### Directions
Provide the records once more, identical to the original.

### Task data
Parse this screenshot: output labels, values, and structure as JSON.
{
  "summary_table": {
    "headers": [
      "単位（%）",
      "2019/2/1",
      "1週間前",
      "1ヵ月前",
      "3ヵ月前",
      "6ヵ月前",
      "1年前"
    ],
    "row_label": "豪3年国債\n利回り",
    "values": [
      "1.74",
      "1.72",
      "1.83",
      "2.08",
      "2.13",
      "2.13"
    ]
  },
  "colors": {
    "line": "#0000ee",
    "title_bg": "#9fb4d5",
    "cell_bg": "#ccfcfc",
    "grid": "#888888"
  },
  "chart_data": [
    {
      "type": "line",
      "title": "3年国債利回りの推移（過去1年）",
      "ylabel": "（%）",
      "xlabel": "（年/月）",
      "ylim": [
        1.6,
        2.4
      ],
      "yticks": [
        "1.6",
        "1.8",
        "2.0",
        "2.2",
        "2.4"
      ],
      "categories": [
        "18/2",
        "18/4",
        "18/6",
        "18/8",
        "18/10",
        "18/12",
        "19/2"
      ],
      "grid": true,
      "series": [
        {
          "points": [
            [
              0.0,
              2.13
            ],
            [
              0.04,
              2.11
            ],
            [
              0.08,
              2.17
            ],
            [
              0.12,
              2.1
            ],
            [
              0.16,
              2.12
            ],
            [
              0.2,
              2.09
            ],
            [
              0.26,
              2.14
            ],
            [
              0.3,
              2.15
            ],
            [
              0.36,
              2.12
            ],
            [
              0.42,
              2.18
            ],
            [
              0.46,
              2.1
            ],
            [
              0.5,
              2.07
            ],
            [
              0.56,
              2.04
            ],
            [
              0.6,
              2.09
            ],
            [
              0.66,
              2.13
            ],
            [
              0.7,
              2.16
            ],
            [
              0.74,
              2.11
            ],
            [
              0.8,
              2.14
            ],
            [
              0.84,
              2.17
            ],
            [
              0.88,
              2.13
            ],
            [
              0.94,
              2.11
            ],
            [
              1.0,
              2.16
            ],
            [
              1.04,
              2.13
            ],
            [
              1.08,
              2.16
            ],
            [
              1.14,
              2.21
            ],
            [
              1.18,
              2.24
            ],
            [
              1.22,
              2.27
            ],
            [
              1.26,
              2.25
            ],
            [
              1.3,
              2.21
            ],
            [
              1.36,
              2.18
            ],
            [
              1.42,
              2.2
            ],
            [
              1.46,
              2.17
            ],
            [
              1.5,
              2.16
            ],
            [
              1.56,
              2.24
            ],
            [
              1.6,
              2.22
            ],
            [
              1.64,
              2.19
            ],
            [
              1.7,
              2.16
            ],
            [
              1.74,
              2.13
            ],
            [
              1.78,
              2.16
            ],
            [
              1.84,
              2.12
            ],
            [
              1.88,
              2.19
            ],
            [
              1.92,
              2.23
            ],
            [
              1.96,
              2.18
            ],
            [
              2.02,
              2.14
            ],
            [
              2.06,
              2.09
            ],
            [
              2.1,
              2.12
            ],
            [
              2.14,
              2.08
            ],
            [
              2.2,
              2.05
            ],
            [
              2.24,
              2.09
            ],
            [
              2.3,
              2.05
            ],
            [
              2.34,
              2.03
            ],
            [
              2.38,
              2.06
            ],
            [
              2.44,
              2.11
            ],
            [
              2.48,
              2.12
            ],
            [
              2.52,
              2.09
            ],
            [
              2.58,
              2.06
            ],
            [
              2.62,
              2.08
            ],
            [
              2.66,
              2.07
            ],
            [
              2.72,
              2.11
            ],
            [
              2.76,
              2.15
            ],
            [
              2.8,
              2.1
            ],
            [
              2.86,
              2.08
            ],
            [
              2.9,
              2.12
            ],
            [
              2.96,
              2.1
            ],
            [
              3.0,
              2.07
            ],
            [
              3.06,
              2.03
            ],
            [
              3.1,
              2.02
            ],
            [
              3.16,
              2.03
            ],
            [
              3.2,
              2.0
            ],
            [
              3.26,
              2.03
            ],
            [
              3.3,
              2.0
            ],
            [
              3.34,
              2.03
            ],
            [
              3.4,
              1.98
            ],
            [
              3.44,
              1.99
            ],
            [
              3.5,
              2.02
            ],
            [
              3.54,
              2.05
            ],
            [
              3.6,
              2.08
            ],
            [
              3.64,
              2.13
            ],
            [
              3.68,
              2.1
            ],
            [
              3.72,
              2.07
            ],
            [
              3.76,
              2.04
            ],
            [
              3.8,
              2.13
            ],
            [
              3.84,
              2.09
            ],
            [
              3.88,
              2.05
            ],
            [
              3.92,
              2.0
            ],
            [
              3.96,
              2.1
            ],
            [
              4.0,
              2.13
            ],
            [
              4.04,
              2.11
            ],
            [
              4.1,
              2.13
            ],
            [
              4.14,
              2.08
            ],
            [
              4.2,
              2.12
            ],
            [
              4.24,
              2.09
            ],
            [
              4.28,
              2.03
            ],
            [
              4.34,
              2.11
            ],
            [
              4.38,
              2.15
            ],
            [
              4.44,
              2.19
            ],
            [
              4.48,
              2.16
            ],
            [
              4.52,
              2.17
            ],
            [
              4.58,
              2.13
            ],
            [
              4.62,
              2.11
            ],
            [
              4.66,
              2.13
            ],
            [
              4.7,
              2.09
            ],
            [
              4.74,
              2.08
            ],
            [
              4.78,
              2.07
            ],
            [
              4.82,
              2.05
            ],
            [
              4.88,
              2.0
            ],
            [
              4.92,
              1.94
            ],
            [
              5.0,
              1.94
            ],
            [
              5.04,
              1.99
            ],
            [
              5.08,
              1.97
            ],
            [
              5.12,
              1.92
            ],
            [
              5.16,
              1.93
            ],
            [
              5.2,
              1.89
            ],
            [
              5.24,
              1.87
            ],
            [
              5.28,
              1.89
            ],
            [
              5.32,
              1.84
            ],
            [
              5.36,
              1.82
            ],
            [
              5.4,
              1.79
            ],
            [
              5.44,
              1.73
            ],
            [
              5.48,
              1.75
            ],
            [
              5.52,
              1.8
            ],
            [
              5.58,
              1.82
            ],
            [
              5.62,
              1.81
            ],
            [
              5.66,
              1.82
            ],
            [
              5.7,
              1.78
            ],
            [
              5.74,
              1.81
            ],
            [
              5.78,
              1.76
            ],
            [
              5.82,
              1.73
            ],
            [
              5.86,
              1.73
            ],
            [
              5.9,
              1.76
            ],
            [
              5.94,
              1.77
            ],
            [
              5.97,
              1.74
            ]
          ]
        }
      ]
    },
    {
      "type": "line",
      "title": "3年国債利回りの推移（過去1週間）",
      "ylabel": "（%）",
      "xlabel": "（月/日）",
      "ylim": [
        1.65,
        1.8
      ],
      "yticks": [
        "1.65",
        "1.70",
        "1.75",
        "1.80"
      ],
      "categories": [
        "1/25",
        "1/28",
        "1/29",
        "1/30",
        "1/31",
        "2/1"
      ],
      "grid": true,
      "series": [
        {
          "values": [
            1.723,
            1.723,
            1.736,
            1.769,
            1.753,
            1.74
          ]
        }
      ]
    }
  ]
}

### Result for this task
Parse this screenshot: output labels, values, and structure as JSON.
{
  "summary_table": {
    "headers": [
      "単位（%）",
      "2019/2/1",
      "1週間前",
      "1ヵ月前",
      "3ヵ月前",
      "6ヵ月前",
      "1年前"
    ],
    "row_label": "豪3年国債\n利回り",
    "values": [
      "1.74",
      "1.72",
      "1.83",
      "2.08",
      "2.13",
      "2.13"
    ]
  },
  "colors": {
    "line": "#0000ee",
    "title_bg": "#9fb4d5",
    "cell_bg": "#ccfcfc",
    "grid": "#888888"
  },
  "chart_data": [
    {
      "type": "line",
      "title": "3年国債利回りの推移（過去1年）",
      "ylabel": "（%）",
      "xlabel": "（年/月）",
      "ylim": [
        1.6,
        2.4
      ],
      "yticks": [
        "1.6",
        "1.8",
        "2.0",
        "2.2",
        "2.4"
      ],
      "categories": [
        "18/2",
        "18/4",
        "18/6",
        "18/8",
        "18/10",
        "18/12",
        "19/2"
      ],
      "grid": true,
      "series": [
        {
          "points": [
            [
              0.0,
              2.13
            ],
            [
              0.04,
              2.11
            ],
            [
              0.08,
              2.17
            ],
            [
              0.12,
              2.1
            ],
            [
              0.16,
              2.12
            ],
            [
              0.2,
              2.09
            ],
            [
              0.26,
              2.14
            ],
            [
              0.3,
              2.15
            ],
            [
              0.36,
              2.12
            ],
            [
              0.42,
              2.18
            ],
            [
              0.46,
              2.1
            ],
            [
              0.5,
              2.07
            ],
            [
              0.56,
              2.04
            ],
            [
              0.6,
              2.09
            ],
            [
              0.66,
              2.13
            ],
            [
              0.7,
              2.16
            ],
            [
              0.74,
              2.11
            ],
            [
              0.8,
              2.14
            ],
            [
              0.84,
              2.17
            ],
            [
              0.88,
              2.13
            ],
            [
              0.94,
              2.11
            ],
            [
              1.0,
              2.16
            ],
            [
              1.04,
              2.13
            ],
            [
              1.08,
              2.16
            ],
            [
              1.14,
              2.21
            ],
            [
              1.18,
              2.24
            ],
            [
              1.22,
              2.27
            ],
            [
              1.26,
              2.25
            ],
            [
              1.3,
              2.21
            ],
            [
              1.36,
              2.18
            ],
            [
              1.42,
              2.2
            ],
            [
              1.46,
              2.17
            ],
            [
              1.5,
              2.16
            ],
            [
              1.56,
              2.24
            ],
            [
              1.6,
              2.22
            ],
            [
              1.64,
              2.19
            ],
            [
              1.7,
              2.16
            ],
            [
              1.74,
              2.13
            ],
            [
              1.78,
              2.16
            ],
            [
              1.84,
              2.12
            ],
            [
              1.88,
              2.19
            ],
            [
              1.92,
              2.23
            ],
            [
              1.96,
              2.18
            ],
            [
              2.02,
              2.14
            ],
            [
              2.06,
              2.09
            ],
            [
              2.1,
              2.12
            ],
            [
              2.14,
              2.08
            ],
            [
              2.2,
              2.05
            ],
            [
              2.24,
              2.09
            ],
            [
              2.3,
              2.05
            ],
            [
              2.34,
              2.03
            ],
            [
              2.38,
              2.06
            ],
            [
              2.44,
              2.11
            ],
            [
              2.48,
              2.12
            ],
            [
              2.52,
              2.09
            ],
            [
              2.58,
              2.06
            ],
            [
              2.62,
              2.08
            ],
            [
              2.66,
              2.07
            ],
            [
              2.72,
              2.11
            ],
            [
              2.76,
              2.15
            ],
            [
              2.8,
              2.1
            ],
            [
              2.86,
              2.08
            ],
            [
              2.9,
              2.12
            ],
            [
              2.96,
              2.1
            ],
            [
              3.0,
              2.07
            ],
            [
              3.06,
              2.03
            ],
            [
              3.1,
              2.02
            ],
            [
              3.16,
              2.03
            ],
            [
              3.2,
              2.0
            ],
            [
              3.26,
              2.03
            ],
            [
              3.3,
              2.0
            ],
            [
              3.34,
              2.03
            ],
            [
              3.4,
              1.98
            ],
            [
              3.44,
              1.99
            ],
            [
              3.5,
              2.02
            ],
            [
              3.54,
              2.05
            ],
            [
              3.6,
              2.08
            ],
            [
              3.64,
              2.13
            ],
            [
              3.68,
              2.1
            ],
            [
              3.72,
              2.07
            ],
            [
              3.76,
              2.04
            ],
            [
              3.8,
              2.13
            ],
            [
              3.84,
              2.09
            ],
            [
              3.88,
              2.05
            ],
            [
              3.92,
              2.0
            ],
            [
              3.96,
              2.1
            ],
            [
              4.0,
              2.13
            ],
            [
              4.04,
              2.11
            ],
            [
              4.1,
              2.13
            ],
            [
              4.14,
              2.08
            ],
            [
              4.2,
              2.12
            ],
            [
              4.24,
              2.09
            ],
            [
              4.28,
              2.03
            ],
            [
              4.34,
              2.11
            ],
            [
              4.38,
              2.15
            ],
            [
              4.44,
              2.19
            ],
            [
              4.48,
              2.16
            ],
            [
              4.52,
              2.17
            ],
            [
              4.58,
              2.13
            ],
            [
              4.62,
              2.11
            ],
            [
              4.66,
              2.13
            ],
            [
              4.7,
              2.09
            ],
            [
              4.74,
              2.08
            ],
            [
              4.78,
              2.07
            ],
            [
              4.82,
              2.05
            ],
            [
              4.88,
              2.0
            ],
            [
              4.92,
              1.94
            ],
            [
              5.0,
              1.94
            ],
            [
              5.04,
              1.99
            ],
            [
              5.08,
              1.97
            ],
            [
              5.12,
              1.92
            ],
            [
              5.16,
              1.93
            ],
            [
              5.2,
              1.89
            ],
            [
              5.24,
              1.87
            ],
            [
              5.28,
              1.89
            ],
            [
              5.32,
              1.84
            ],
            [
              5.36,
              1.82
            ],
            [
              5.4,
              1.79
            ],
            [
              5.44,
              1.73
            ],
            [
              5.48,
              1.75
            ],
            [
              5.52,
              1.8
            ],
            [
              5.58,
              1.82
            ],
            [
              5.62,
              1.81
            ],
            [
              5.66,
              1.82
            ],
            [
              5.7,
              1.78
            ],
            [
              5.74,
              1.81
            ],
            [
              5.78,
              1.76
            ],
            [
              5.82,
              1.73
            ],
            [
              5.86,
              1.73
            ],
            [
              5.9,
              1.76
            ],
            [
              5.94,
              1.77
            ],
            [
              5.97,
              1.74
            ]
          ]
        }
      ]
    },
    {
      "type": "line",
      "title": "3年国債利回りの推移（過去1週間）",
      "ylabel": "（%）",
      "xlabel": "（月/日）",
      "ylim": [
        1.65,
        1.8
      ],
      "yticks": [
        "1.65",
        "1.70",
        "1.75",
        "1.80"
      ],
      "categories": [
        "1/25",
        "1/28",
        "1/29",
        "1/30",
        "1/31",
        "2/1"
      ],
      "grid": true,
      "series": [
        {
          "values": [
            1.723,
            1.723,
            1.736,
            1.769,
            1.753,
            1.74
          ]
        }
      ]
    }
  ]
}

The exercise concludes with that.